Reproduce the items verbatim, beginning with the first line and ending after the line that contains "sub-bullet-icon: • [211,855,216,870]", with that line included.

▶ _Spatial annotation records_
=======

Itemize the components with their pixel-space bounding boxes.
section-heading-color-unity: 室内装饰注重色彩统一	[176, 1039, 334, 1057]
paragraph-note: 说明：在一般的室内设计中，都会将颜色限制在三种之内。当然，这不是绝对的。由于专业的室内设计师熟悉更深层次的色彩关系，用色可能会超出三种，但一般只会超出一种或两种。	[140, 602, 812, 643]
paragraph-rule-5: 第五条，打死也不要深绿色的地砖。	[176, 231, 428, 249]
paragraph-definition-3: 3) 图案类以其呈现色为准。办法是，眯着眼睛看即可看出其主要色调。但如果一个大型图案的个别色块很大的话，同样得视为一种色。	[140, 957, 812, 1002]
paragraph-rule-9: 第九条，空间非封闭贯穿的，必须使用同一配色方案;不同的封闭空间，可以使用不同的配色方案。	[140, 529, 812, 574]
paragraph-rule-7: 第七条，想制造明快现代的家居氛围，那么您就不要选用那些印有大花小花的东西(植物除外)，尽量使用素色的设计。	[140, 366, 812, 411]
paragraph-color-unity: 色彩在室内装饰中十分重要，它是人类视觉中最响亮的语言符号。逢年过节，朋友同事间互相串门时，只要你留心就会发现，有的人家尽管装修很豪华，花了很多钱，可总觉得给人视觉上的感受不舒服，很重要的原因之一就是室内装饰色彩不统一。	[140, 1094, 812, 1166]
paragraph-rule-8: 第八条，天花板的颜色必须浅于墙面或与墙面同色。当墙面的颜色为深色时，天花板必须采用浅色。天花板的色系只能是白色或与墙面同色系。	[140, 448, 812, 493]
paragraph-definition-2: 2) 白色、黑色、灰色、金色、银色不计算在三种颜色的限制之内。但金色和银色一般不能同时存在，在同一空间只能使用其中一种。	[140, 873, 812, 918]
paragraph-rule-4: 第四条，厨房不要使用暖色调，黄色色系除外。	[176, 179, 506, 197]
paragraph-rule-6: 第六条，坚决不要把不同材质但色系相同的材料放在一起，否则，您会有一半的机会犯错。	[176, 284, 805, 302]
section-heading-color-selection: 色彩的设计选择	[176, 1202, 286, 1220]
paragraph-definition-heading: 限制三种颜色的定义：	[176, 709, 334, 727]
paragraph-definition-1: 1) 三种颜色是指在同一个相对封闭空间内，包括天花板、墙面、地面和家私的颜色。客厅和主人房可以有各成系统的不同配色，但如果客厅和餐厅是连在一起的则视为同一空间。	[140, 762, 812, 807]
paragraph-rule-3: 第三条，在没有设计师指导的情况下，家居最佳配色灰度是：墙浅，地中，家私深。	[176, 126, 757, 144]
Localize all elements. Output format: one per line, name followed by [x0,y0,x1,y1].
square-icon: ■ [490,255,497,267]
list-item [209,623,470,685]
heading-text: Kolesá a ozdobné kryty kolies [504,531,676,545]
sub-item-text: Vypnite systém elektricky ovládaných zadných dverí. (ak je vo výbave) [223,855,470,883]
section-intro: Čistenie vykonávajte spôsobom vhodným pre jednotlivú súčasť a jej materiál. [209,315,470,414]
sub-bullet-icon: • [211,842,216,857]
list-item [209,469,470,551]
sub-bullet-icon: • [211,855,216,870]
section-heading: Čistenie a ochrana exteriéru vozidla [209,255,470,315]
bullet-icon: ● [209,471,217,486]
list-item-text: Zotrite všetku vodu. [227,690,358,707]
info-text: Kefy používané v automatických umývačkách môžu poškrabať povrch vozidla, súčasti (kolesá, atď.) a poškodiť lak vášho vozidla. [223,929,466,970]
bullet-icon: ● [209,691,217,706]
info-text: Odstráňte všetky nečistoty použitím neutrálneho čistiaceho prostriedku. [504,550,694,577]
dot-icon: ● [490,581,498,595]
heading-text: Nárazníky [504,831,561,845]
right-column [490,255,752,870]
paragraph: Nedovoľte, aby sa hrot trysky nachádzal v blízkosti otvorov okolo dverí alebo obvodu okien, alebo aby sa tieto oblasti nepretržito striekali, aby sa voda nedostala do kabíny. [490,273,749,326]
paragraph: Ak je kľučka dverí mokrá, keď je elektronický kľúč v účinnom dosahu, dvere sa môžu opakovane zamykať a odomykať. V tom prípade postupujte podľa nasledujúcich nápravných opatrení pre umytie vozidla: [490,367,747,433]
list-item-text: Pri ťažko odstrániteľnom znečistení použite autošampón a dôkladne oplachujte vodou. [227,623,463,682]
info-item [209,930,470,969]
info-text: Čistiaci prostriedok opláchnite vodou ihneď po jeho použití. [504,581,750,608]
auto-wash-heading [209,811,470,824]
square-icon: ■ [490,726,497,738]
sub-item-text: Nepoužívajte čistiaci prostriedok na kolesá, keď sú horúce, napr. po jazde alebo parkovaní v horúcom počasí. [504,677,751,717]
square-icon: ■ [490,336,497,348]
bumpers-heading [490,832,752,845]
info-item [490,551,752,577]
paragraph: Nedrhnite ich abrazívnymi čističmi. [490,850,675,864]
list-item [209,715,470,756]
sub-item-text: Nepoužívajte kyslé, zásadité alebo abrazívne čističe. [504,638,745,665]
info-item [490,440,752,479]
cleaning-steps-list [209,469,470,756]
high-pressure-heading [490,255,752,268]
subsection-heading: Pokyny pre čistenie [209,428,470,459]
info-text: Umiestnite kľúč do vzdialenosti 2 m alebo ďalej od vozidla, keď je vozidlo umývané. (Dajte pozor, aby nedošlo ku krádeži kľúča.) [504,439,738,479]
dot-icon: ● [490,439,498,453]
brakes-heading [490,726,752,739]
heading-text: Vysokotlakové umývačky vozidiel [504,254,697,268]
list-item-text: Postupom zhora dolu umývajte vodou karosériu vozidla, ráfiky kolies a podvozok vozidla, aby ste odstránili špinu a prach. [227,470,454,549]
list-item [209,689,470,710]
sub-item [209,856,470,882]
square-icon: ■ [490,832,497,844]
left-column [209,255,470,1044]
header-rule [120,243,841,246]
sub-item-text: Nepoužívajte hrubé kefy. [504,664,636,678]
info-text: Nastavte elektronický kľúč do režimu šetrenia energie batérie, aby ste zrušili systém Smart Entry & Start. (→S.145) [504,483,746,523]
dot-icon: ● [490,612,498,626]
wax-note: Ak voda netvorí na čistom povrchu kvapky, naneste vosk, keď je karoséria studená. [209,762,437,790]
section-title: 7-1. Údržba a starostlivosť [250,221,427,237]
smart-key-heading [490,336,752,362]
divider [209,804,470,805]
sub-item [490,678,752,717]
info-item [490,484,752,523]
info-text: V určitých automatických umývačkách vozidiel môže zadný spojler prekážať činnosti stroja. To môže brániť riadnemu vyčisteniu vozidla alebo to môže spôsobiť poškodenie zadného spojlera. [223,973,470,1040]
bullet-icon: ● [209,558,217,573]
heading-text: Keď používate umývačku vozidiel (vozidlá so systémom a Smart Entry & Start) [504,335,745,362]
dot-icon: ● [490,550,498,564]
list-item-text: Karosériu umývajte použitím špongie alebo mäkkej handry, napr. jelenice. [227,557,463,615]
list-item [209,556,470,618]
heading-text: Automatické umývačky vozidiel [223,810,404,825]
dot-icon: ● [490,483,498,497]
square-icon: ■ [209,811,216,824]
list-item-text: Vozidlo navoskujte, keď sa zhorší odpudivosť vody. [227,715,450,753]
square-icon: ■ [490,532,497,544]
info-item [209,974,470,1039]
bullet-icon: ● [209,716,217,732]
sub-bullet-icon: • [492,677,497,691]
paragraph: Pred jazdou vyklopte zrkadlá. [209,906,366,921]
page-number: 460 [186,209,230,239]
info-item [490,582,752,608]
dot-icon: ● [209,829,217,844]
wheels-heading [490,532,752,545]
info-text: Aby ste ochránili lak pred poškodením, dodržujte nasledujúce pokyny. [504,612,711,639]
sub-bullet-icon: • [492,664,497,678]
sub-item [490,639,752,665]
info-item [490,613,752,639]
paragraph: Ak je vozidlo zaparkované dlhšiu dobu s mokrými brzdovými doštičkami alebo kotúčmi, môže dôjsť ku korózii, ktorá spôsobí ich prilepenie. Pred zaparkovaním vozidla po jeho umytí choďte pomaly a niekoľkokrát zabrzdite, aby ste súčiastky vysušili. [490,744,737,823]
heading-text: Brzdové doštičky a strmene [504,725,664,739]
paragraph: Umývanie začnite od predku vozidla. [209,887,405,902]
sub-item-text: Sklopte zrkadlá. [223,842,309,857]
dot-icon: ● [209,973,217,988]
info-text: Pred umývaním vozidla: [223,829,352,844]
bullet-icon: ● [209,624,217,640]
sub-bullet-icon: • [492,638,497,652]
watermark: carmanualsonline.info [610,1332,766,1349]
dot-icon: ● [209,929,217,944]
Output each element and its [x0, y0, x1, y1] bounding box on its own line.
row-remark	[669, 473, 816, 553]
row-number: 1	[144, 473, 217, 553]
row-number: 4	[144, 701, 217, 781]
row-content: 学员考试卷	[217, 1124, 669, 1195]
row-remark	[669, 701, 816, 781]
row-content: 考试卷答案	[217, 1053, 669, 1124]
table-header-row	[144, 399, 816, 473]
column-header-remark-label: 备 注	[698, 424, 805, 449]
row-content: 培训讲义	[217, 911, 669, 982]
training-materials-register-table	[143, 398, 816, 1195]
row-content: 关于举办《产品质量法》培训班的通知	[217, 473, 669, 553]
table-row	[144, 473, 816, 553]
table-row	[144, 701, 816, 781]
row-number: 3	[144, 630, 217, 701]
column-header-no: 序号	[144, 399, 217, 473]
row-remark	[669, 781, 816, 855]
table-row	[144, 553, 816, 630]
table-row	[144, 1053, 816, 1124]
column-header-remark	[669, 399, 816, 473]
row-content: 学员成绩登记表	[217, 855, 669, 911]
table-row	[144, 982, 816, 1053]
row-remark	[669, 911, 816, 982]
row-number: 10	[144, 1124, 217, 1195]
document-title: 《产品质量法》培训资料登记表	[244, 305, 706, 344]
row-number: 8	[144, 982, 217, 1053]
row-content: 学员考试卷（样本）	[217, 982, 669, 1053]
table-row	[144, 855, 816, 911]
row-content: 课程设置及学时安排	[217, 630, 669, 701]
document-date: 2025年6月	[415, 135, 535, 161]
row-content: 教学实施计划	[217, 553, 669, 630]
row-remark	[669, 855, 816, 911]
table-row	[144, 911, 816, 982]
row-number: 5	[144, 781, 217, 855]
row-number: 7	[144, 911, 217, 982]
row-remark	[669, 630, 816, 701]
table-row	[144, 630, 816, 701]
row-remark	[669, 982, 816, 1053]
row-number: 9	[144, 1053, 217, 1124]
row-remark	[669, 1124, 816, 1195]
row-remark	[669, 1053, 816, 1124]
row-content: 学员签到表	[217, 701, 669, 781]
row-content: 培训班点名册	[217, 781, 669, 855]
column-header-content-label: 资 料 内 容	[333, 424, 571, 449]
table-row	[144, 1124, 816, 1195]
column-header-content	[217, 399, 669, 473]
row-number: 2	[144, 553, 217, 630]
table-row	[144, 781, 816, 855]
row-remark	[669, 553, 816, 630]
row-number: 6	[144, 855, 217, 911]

=======

▶ _Response to this task_
Itemize the components with their pixel-space bounding boxes.
section-heading-color-unity: 室内装饰注重色彩统一	[176, 1039, 334, 1057]
paragraph-note: 说明：在一般的室内设计中，都会将颜色限制在三种之内。当然，这不是绝对的。由于专业的室内设计师熟悉更深层次的色彩关系，用色可能会超出三种，但一般只会超出一种或两种。	[140, 602, 812, 643]
paragraph-rule-5: 第五条，打死也不要深绿色的地砖。	[176, 231, 428, 249]
paragraph-definition-3: 3) 图案类以其呈现色为准。办法是，眯着眼睛看即可看出其主要色调。但如果一个大型图案的个别色块很大的话，同样得视为一种色。	[140, 957, 812, 1002]
paragraph-rule-9: 第九条，空间非封闭贯穿的，必须使用同一配色方案;不同的封闭空间，可以使用不同的配色方案。	[140, 529, 812, 574]
paragraph-rule-7: 第七条，想制造明快现代的家居氛围，那么您就不要选用那些印有大花小花的东西(植物除外)，尽量使用素色的设计。	[140, 366, 812, 411]
paragraph-color-unity: 色彩在室内装饰中十分重要，它是人类视觉中最响亮的语言符号。逢年过节，朋友同事间互相串门时，只要你留心就会发现，有的人家尽管装修很豪华，花了很多钱，可总觉得给人视觉上的感受不舒服，很重要的原因之一就是室内装饰色彩不统一。	[140, 1094, 812, 1166]
paragraph-rule-8: 第八条，天花板的颜色必须浅于墙面或与墙面同色。当墙面的颜色为深色时，天花板必须采用浅色。天花板的色系只能是白色或与墙面同色系。	[140, 448, 812, 493]
paragraph-definition-2: 2) 白色、黑色、灰色、金色、银色不计算在三种颜色的限制之内。但金色和银色一般不能同时存在，在同一空间只能使用其中一种。	[140, 873, 812, 918]
paragraph-rule-4: 第四条，厨房不要使用暖色调，黄色色系除外。	[176, 179, 506, 197]
paragraph-rule-6: 第六条，坚决不要把不同材质但色系相同的材料放在一起，否则，您会有一半的机会犯错。	[176, 284, 805, 302]
section-heading-color-selection: 色彩的设计选择	[176, 1202, 286, 1220]
paragraph-definition-heading: 限制三种颜色的定义：	[176, 709, 334, 727]
paragraph-definition-1: 1) 三种颜色是指在同一个相对封闭空间内，包括天花板、墙面、地面和家私的颜色。客厅和主人房可以有各成系统的不同配色，但如果客厅和餐厅是连在一起的则视为同一空间。	[140, 762, 812, 807]
paragraph-rule-3: 第三条，在没有设计师指导的情况下，家居最佳配色灰度是：墙浅，地中，家私深。	[176, 126, 757, 144]
Localize all elements. Output format: one per line, name followed by [x0,y0,x1,y1].
square-icon: ■ [490,255,497,267]
list-item [209,623,470,685]
heading-text: Kolesá a ozdobné kryty kolies [504,531,676,545]
sub-item-text: Vypnite systém elektricky ovládaných zadných dverí. (ak je vo výbave) [223,855,470,883]
section-intro: Čistenie vykonávajte spôsobom vhodným pre jednotlivú súčasť a jej materiál. [209,315,470,414]
sub-bullet-icon: • [211,842,216,857]
list-item [209,469,470,551]
sub-bullet-icon: • [211,855,216,870]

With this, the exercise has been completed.